Extracted data entries
⟨

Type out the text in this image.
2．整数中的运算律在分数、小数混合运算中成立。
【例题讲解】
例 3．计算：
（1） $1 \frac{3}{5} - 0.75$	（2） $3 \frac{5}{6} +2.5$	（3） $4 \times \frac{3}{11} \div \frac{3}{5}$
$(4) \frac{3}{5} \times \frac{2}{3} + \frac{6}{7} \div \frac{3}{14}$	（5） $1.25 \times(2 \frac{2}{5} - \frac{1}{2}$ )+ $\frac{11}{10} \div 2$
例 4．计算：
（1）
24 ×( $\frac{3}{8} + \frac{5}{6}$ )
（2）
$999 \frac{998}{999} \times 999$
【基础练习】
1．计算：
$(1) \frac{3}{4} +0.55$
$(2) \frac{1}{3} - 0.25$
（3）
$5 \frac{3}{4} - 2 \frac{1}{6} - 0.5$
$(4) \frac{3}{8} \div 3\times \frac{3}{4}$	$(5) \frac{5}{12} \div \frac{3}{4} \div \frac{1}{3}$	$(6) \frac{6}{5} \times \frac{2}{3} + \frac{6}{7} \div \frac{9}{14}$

⟩

**Goal**
Every line holding "times" should be copied out.

**In response**
（1） $1 \frac{3}{5} - 0.75$	（2） $3 \frac{5}{6} +2.5$	（3） $4 \times \frac{3}{11} \div \frac{3}{5}$
$(4) \frac{3}{5} \times \frac{2}{3} + \frac{6}{7} \div \frac{3}{14}$	（5） $1.25 \times(2 \frac{2}{5} - \frac{1}{2}$ )+ $\frac{11}{10} \div 2$
$999 \frac{998}{999} \times 999$
$(4) \frac{3}{8} \div 3\times \frac{3}{4}$	$(5) \frac{5}{12} \div \frac{3}{4} \div \frac{1}{3}$	$(6) \frac{6}{5} \times \frac{2}{3} + \frac{6}{7} \div \frac{9}{14}$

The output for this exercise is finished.